Data provided:
----
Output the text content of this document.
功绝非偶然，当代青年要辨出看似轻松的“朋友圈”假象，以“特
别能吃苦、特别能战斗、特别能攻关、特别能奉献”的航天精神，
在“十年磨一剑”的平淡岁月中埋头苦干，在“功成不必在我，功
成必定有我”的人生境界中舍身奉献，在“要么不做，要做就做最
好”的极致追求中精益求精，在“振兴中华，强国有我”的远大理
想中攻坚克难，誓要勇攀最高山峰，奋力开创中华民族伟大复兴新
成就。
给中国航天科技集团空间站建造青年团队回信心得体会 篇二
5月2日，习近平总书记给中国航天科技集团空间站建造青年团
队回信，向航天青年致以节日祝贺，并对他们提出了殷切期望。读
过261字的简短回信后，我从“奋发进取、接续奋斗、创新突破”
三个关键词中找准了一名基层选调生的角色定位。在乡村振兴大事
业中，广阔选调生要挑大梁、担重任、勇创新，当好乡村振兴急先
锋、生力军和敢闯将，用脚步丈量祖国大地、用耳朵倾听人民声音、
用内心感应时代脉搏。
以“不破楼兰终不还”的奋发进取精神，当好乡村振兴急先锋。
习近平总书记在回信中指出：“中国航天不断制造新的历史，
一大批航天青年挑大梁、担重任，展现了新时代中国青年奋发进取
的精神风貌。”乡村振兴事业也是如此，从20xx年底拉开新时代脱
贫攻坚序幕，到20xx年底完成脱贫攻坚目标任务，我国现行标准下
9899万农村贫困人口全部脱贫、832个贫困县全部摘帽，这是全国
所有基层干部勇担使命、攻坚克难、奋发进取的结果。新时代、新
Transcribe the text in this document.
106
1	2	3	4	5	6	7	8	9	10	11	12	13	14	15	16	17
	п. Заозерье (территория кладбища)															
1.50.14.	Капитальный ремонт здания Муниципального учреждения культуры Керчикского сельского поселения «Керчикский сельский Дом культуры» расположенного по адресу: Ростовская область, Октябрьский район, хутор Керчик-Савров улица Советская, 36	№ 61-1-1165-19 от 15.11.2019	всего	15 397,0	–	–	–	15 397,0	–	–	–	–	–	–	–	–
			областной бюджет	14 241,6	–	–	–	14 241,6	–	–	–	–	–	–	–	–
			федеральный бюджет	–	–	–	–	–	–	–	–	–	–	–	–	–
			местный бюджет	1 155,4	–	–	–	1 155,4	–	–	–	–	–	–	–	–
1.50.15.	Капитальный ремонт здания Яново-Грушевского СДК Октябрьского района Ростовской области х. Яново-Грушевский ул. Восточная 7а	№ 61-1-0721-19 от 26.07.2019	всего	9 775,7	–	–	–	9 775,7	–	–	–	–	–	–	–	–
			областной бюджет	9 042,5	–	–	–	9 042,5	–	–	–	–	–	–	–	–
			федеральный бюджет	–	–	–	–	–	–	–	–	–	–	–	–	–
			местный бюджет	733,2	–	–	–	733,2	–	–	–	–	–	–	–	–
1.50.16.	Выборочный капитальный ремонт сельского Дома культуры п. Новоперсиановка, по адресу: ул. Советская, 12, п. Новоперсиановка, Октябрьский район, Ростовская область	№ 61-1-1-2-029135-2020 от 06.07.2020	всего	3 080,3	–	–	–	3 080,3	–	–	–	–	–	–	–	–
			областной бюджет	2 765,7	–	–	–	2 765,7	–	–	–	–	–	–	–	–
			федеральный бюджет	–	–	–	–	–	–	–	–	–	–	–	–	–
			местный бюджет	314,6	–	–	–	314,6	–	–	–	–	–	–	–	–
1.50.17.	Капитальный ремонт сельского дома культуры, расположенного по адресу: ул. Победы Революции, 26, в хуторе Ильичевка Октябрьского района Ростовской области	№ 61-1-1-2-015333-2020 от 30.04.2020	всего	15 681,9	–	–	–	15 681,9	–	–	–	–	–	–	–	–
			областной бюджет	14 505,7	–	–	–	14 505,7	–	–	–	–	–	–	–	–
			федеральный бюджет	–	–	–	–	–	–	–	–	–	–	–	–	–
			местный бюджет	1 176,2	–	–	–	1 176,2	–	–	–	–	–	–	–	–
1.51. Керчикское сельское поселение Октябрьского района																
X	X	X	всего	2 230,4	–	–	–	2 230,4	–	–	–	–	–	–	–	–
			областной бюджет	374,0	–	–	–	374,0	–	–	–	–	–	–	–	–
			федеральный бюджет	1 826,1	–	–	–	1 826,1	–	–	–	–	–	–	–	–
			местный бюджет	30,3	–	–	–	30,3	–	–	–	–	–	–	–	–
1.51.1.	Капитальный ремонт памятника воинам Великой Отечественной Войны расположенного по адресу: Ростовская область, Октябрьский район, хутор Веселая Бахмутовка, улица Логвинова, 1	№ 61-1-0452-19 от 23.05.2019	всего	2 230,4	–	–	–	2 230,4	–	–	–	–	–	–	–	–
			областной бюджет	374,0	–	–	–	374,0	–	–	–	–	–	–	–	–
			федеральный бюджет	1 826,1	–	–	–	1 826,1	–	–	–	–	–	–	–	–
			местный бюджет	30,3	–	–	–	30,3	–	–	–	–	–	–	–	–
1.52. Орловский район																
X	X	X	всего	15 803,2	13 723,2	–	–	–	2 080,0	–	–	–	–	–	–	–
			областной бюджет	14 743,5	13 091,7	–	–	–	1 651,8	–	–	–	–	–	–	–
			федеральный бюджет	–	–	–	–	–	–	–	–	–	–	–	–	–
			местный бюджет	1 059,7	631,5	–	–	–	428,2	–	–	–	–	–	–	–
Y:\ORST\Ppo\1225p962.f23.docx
----
Objective: Every line of the records that includes the word "область" should be gathered.

In response:
1.50.14.	Капитальный ремонт здания Муниципального учреждения культуры Керчикского сельского поселения «Керчикский сельский Дом культуры» расположенного по адресу: Ростовская область, Октябрьский район, хутор Керчик-Савров улица Советская, 36	№ 61-1-1165-19 от 15.11.2019	всего	15 397,0	–	–	–	15 397,0	–	–	–	–	–	–	–	–
1.50.16.	Выборочный капитальный ремонт сельского Дома культуры п. Новоперсиановка, по адресу: ул. Советская, 12, п. Новоперсиановка, Октябрьский район, Ростовская область	№ 61-1-1-2-029135-2020 от 06.07.2020	всего	3 080,3	–	–	–	3 080,3	–	–	–	–	–	–	–	–
1.51.1.	Капитальный ремонт памятника воинам Великой Отечественной Войны расположенного по адресу: Ростовская область, Октябрьский район, хутор Веселая Бахмутовка, улица Логвинова, 1	№ 61-1-0452-19 от 23.05.2019	всего	2 230,4	–	–	–	2 230,4	–	–	–	–	–	–	–	–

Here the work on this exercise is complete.